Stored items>
Begin

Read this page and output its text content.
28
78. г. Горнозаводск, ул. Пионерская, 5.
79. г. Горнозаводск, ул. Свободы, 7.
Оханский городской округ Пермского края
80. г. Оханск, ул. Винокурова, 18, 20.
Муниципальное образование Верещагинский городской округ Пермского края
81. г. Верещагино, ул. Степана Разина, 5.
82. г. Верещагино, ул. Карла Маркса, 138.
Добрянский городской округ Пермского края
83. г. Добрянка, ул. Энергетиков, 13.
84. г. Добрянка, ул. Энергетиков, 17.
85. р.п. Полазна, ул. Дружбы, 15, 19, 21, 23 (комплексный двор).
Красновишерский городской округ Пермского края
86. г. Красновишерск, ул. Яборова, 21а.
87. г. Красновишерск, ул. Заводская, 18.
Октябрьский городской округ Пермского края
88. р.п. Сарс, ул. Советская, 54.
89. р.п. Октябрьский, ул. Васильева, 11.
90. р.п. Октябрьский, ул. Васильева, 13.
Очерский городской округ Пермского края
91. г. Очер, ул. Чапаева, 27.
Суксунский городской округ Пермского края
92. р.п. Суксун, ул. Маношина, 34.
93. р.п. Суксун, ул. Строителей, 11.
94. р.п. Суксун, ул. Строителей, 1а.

End

Every entry must be quoted exactly as it appears above.

Read this page and output its text content.
28
78. г. Горнозаводск, ул. Пионерская, 5.
79. г. Горнозаводск, ул. Свободы, 7.
Оханский городской округ Пермского края
80. г. Оханск, ул. Винокурова, 18, 20.
Муниципальное образование Верещагинский городской округ Пермского края
81. г. Верещагино, ул. Степана Разина, 5.
82. г. Верещагино, ул. Карла Маркса, 138.
Добрянский городской округ Пермского края
83. г. Добрянка, ул. Энергетиков, 13.
84. г. Добрянка, ул. Энергетиков, 17.
85. р.п. Полазна, ул. Дружбы, 15, 19, 21, 23 (комплексный двор).
Красновишерский городской округ Пермского края
86. г. Красновишерск, ул. Яборова, 21а.
87. г. Красновишерск, ул. Заводская, 18.
Октябрьский городской округ Пермского края
88. р.п. Сарс, ул. Советская, 54.
89. р.п. Октябрьский, ул. Васильева, 11.
90. р.п. Октябрьский, ул. Васильева, 13.
Очерский городской округ Пермского края
91. г. Очер, ул. Чапаева, 27.
Суксунский городской округ Пермского края
92. р.п. Суксун, ул. Маношина, 34.
93. р.п. Суксун, ул. Строителей, 11.
94. р.п. Суксун, ул. Строителей, 1а.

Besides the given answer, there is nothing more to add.